— What the exercise asks —
Skip every image and restate the data word for word.

— Task inputs —
########################################

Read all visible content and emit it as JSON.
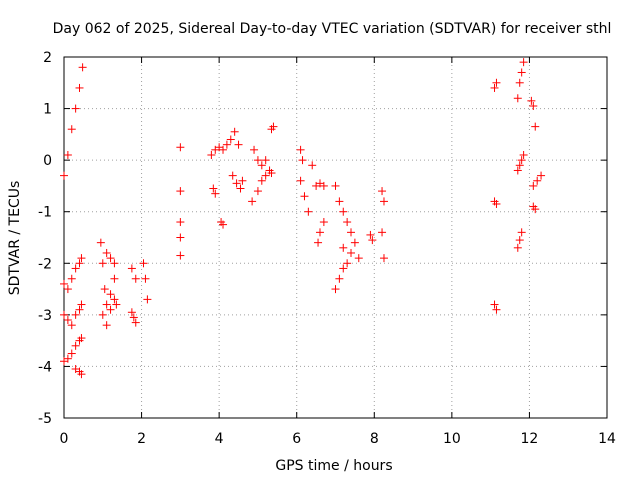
{
  "chart_data": {
    "type": "scatter",
    "title": "Day 062 of 2025, Sidereal Day-to-day VTEC variation (SDTVAR) for receiver sthl",
    "xlabel": "GPS time / hours",
    "ylabel": "SDTVAR / TECUs",
    "xlim": [
      0,
      14
    ],
    "ylim": [
      -5,
      2
    ],
    "xticks": [
      "0",
      "2",
      "4",
      "6",
      "8",
      "10",
      "12",
      "14"
    ],
    "yticks": [
      "-5",
      "-4",
      "-3",
      "-2",
      "-1",
      "0",
      "1",
      "2"
    ],
    "grid": true,
    "marker": "plus",
    "color": "#ff0000",
    "series": [
      {
        "name": "sthl",
        "segments": [
          {
            "x": [
              0.0,
              0.1,
              0.2,
              0.3,
              0.4,
              0.48
            ],
            "y": [
              -0.3,
              0.1,
              0.6,
              1.0,
              1.4,
              1.8
            ]
          },
          {
            "x": [
              0.0,
              0.1,
              0.2,
              0.3,
              0.4,
              0.45
            ],
            "y": [
              -2.4,
              -2.5,
              -2.3,
              -2.1,
              -2.0,
              -1.9
            ]
          },
          {
            "x": [
              0.0,
              0.1,
              0.2,
              0.3,
              0.4,
              0.45
            ],
            "y": [
              -3.0,
              -3.1,
              -3.2,
              -3.0,
              -2.9,
              -2.8
            ]
          },
          {
            "x": [
              0.0,
              0.1,
              0.2,
              0.3,
              0.4,
              0.45
            ],
            "y": [
              -3.9,
              -3.85,
              -3.75,
              -3.6,
              -3.5,
              -3.45
            ]
          },
          {
            "x": [
              0.3,
              0.4,
              0.45
            ],
            "y": [
              -4.05,
              -4.1,
              -4.15
            ]
          },
          {
            "x": [
              0.95,
              1.0,
              1.05,
              1.1,
              1.2,
              1.3
            ],
            "y": [
              -1.6,
              -2.0,
              -2.5,
              -2.8,
              -2.6,
              -2.3
            ]
          },
          {
            "x": [
              1.0,
              1.1,
              1.2,
              1.3,
              1.35
            ],
            "y": [
              -3.0,
              -3.2,
              -2.9,
              -2.7,
              -2.8
            ]
          },
          {
            "x": [
              1.1,
              1.2,
              1.3
            ],
            "y": [
              -1.8,
              -1.9,
              -2.0
            ]
          },
          {
            "x": [
              1.75,
              1.8,
              1.85
            ],
            "y": [
              -2.95,
              -3.05,
              -3.15
            ]
          },
          {
            "x": [
              1.75,
              1.85
            ],
            "y": [
              -2.1,
              -2.3
            ]
          },
          {
            "x": [
              2.05,
              2.1,
              2.15
            ],
            "y": [
              -2.0,
              -2.3,
              -2.7
            ]
          },
          {
            "x": [
              3.0,
              3.0,
              3.0,
              3.0,
              3.0
            ],
            "y": [
              0.25,
              -0.6,
              -1.2,
              -1.5,
              -1.85
            ]
          },
          {
            "x": [
              3.8,
              3.9,
              4.0,
              4.1,
              4.2
            ],
            "y": [
              0.1,
              0.2,
              0.25,
              0.2,
              0.3
            ]
          },
          {
            "x": [
              4.3,
              4.4,
              4.5
            ],
            "y": [
              0.4,
              0.55,
              0.3
            ]
          },
          {
            "x": [
              3.85,
              3.9
            ],
            "y": [
              -0.55,
              -0.65
            ]
          },
          {
            "x": [
              4.05,
              4.1
            ],
            "y": [
              -1.2,
              -1.25
            ]
          },
          {
            "x": [
              4.35,
              4.45,
              4.55,
              4.6
            ],
            "y": [
              -0.3,
              -0.45,
              -0.55,
              -0.4
            ]
          },
          {
            "x": [
              4.85,
              5.0,
              5.1,
              5.2
            ],
            "y": [
              -0.8,
              -0.6,
              -0.4,
              -0.3
            ]
          },
          {
            "x": [
              4.9,
              5.0,
              5.1,
              5.2
            ],
            "y": [
              0.2,
              0.0,
              -0.1,
              0.0
            ]
          },
          {
            "x": [
              5.35,
              5.4
            ],
            "y": [
              0.6,
              0.65
            ]
          },
          {
            "x": [
              5.3,
              5.35
            ],
            "y": [
              -0.2,
              -0.25
            ]
          },
          {
            "x": [
              6.1,
              6.2,
              6.3
            ],
            "y": [
              -0.4,
              -0.7,
              -1.0
            ]
          },
          {
            "x": [
              6.1,
              6.15
            ],
            "y": [
              0.2,
              0.0
            ]
          },
          {
            "x": [
              6.4,
              6.5,
              6.6,
              6.7
            ],
            "y": [
              -0.1,
              -0.5,
              -0.45,
              -0.5
            ]
          },
          {
            "x": [
              6.55,
              6.6,
              6.7
            ],
            "y": [
              -1.6,
              -1.4,
              -1.2
            ]
          },
          {
            "x": [
              7.0,
              7.1,
              7.2,
              7.3,
              7.4,
              7.5
            ],
            "y": [
              -0.5,
              -0.8,
              -1.0,
              -1.2,
              -1.4,
              -1.6
            ]
          },
          {
            "x": [
              7.0,
              7.1,
              7.2,
              7.3
            ],
            "y": [
              -2.5,
              -2.3,
              -2.1,
              -2.0
            ]
          },
          {
            "x": [
              7.2,
              7.4,
              7.6
            ],
            "y": [
              -1.7,
              -1.8,
              -1.9
            ]
          },
          {
            "x": [
              7.9,
              7.95
            ],
            "y": [
              -1.45,
              -1.55
            ]
          },
          {
            "x": [
              8.2,
              8.25
            ],
            "y": [
              -0.6,
              -0.8
            ]
          },
          {
            "x": [
              8.2,
              8.25
            ],
            "y": [
              -1.4,
              -1.9
            ]
          },
          {
            "x": [
              11.1,
              11.15
            ],
            "y": [
              1.4,
              1.5
            ]
          },
          {
            "x": [
              11.1,
              11.15
            ],
            "y": [
              -0.8,
              -0.85
            ]
          },
          {
            "x": [
              11.1,
              11.15
            ],
            "y": [
              -2.8,
              -2.9
            ]
          },
          {
            "x": [
              11.7,
              11.75,
              11.8,
              11.85
            ],
            "y": [
              1.2,
              1.5,
              1.7,
              1.9
            ]
          },
          {
            "x": [
              11.7,
              11.75,
              11.8,
              11.85
            ],
            "y": [
              -0.2,
              -0.1,
              0.0,
              0.1
            ]
          },
          {
            "x": [
              11.7,
              11.75,
              11.8
            ],
            "y": [
              -1.7,
              -1.55,
              -1.4
            ]
          },
          {
            "x": [
              12.05,
              12.1,
              12.15
            ],
            "y": [
              1.15,
              1.05,
              0.65
            ]
          },
          {
            "x": [
              12.1,
              12.2,
              12.3
            ],
            "y": [
              -0.5,
              -0.4,
              -0.3
            ]
          },
          {
            "x": [
              12.1,
              12.15
            ],
            "y": [
              -0.9,
              -0.95
            ]
          }
        ]
      }
    ]
  }
}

########################################

— Finished exercise —
Read all visible content and emit it as JSON.
{
  "chart_data": {
    "type": "scatter",
    "title": "Day 062 of 2025, Sidereal Day-to-day VTEC variation (SDTVAR) for receiver sthl",
    "xlabel": "GPS time / hours",
    "ylabel": "SDTVAR / TECUs",
    "xlim": [
      0,
      14
    ],
    "ylim": [
      -5,
      2
    ],
    "xticks": [
      "0",
      "2",
      "4",
      "6",
      "8",
      "10",
      "12",
      "14"
    ],
    "yticks": [
      "-5",
      "-4",
      "-3",
      "-2",
      "-1",
      "0",
      "1",
      "2"
    ],
    "grid": true,
    "marker": "plus",
    "color": "#ff0000",
    "series": [
      {
        "name": "sthl",
        "segments": [
          {
            "x": [
              0.0,
              0.1,
              0.2,
              0.3,
              0.4,
              0.48
            ],
            "y": [
              -0.3,
              0.1,
              0.6,
              1.0,
              1.4,
              1.8
            ]
          },
          {
            "x": [
              0.0,
              0.1,
              0.2,
              0.3,
              0.4,
              0.45
            ],
            "y": [
              -2.4,
              -2.5,
              -2.3,
              -2.1,
              -2.0,
              -1.9
            ]
          },
          {
            "x": [
              0.0,
              0.1,
              0.2,
              0.3,
              0.4,
              0.45
            ],
            "y": [
              -3.0,
              -3.1,
              -3.2,
              -3.0,
              -2.9,
              -2.8
            ]
          },
          {
            "x": [
              0.0,
              0.1,
              0.2,
              0.3,
              0.4,
              0.45
            ],
            "y": [
              -3.9,
              -3.85,
              -3.75,
              -3.6,
              -3.5,
              -3.45
            ]
          },
          {
            "x": [
              0.3,
              0.4,
              0.45
            ],
            "y": [
              -4.05,
              -4.1,
              -4.15
            ]
          },
          {
            "x": [
              0.95,
              1.0,
              1.05,
              1.1,
              1.2,
              1.3
            ],
            "y": [
              -1.6,
              -2.0,
              -2.5,
              -2.8,
              -2.6,
              -2.3
            ]
          },
          {
            "x": [
              1.0,
              1.1,
              1.2,
              1.3,
              1.35
            ],
            "y": [
              -3.0,
              -3.2,
              -2.9,
              -2.7,
              -2.8
            ]
          },
          {
            "x": [
              1.1,
              1.2,
              1.3
            ],
            "y": [
              -1.8,
              -1.9,
              -2.0
            ]
          },
          {
            "x": [
              1.75,
              1.8,
              1.85
            ],
            "y": [
              -2.95,
              -3.05,
              -3.15
            ]
          },
          {
            "x": [
              1.75,
              1.85
            ],
            "y": [
              -2.1,
              -2.3
            ]
          },
          {
            "x": [
              2.05,
              2.1,
              2.15
            ],
            "y": [
              -2.0,
              -2.3,
              -2.7
            ]
          },
          {
            "x": [
              3.0,
              3.0,
              3.0,
              3.0,
              3.0
            ],
            "y": [
              0.25,
              -0.6,
              -1.2,
              -1.5,
              -1.85
            ]
          },
          {
            "x": [
              3.8,
              3.9,
              4.0,
              4.1,
              4.2
            ],
            "y": [
              0.1,
              0.2,
              0.25,
              0.2,
              0.3
            ]
          },
          {
            "x": [
              4.3,
              4.4,
              4.5
            ],
            "y": [
              0.4,
              0.55,
              0.3
            ]
          },
          {
            "x": [
              3.85,
              3.9
            ],
            "y": [
              -0.55,
              -0.65
            ]
          },
          {
            "x": [
              4.05,
              4.1
            ],
            "y": [
              -1.2,
              -1.25
            ]
          },
          {
            "x": [
              4.35,
              4.45,
              4.55,
              4.6
            ],
            "y": [
              -0.3,
              -0.45,
              -0.55,
              -0.4
            ]
          },
          {
            "x": [
              4.85,
              5.0,
              5.1,
              5.2
            ],
            "y": [
              -0.8,
              -0.6,
              -0.4,
              -0.3
            ]
          },
          {
            "x": [
              4.9,
              5.0,
              5.1,
              5.2
            ],
            "y": [
              0.2,
              0.0,
              -0.1,
              0.0
            ]
          },
          {
            "x": [
              5.35,
              5.4
            ],
            "y": [
              0.6,
              0.65
            ]
          },
          {
            "x": [
              5.3,
              5.35
            ],
            "y": [
              -0.2,
              -0.25
            ]
          },
          {
            "x": [
              6.1,
              6.2,
              6.3
            ],
            "y": [
              -0.4,
              -0.7,
              -1.0
            ]
          },
          {
            "x": [
              6.1,
              6.15
            ],
            "y": [
              0.2,
              0.0
            ]
          },
          {
            "x": [
              6.4,
              6.5,
              6.6,
              6.7
            ],
            "y": [
              -0.1,
              -0.5,
              -0.45,
              -0.5
            ]
          },
          {
            "x": [
              6.55,
              6.6,
              6.7
            ],
            "y": [
              -1.6,
              -1.4,
              -1.2
            ]
          },
          {
            "x": [
              7.0,
              7.1,
              7.2,
              7.3,
              7.4,
              7.5
            ],
            "y": [
              -0.5,
              -0.8,
              -1.0,
              -1.2,
              -1.4,
              -1.6
            ]
          },
          {
            "x": [
              7.0,
              7.1,
              7.2,
              7.3
            ],
            "y": [
              -2.5,
              -2.3,
              -2.1,
              -2.0
            ]
          },
          {
            "x": [
              7.2,
              7.4,
              7.6
            ],
            "y": [
              -1.7,
              -1.8,
              -1.9
            ]
          },
          {
            "x": [
              7.9,
              7.95
            ],
            "y": [
              -1.45,
              -1.55
            ]
          },
          {
            "x": [
              8.2,
              8.25
            ],
            "y": [
              -0.6,
              -0.8
            ]
          },
          {
            "x": [
              8.2,
              8.25
            ],
            "y": [
              -1.4,
              -1.9
            ]
          },
          {
            "x": [
              11.1,
              11.15
            ],
            "y": [
              1.4,
              1.5
            ]
          },
          {
            "x": [
              11.1,
              11.15
            ],
            "y": [
              -0.8,
              -0.85
            ]
          },
          {
            "x": [
              11.1,
              11.15
            ],
            "y": [
              -2.8,
              -2.9
            ]
          },
          {
            "x": [
              11.7,
              11.75,
              11.8,
              11.85
            ],
            "y": [
              1.2,
              1.5,
              1.7,
              1.9
            ]
          },
          {
            "x": [
              11.7,
              11.75,
              11.8,
              11.85
            ],
            "y": [
              -0.2,
              -0.1,
              0.0,
              0.1
            ]
          },
          {
            "x": [
              11.7,
              11.75,
              11.8
            ],
            "y": [
              -1.7,
              -1.55,
              -1.4
            ]
          },
          {
            "x": [
              12.05,
              12.1,
              12.15
            ],
            "y": [
              1.15,
              1.05,
              0.65
            ]
          },
          {
            "x": [
              12.1,
              12.2,
              12.3
            ],
            "y": [
              -0.5,
              -0.4,
              -0.3
            ]
          },
          {
            "x": [
              12.1,
              12.15
            ],
            "y": [
              -0.9,
              -0.95
            ]
          }
        ]
      }
    ]
  }
}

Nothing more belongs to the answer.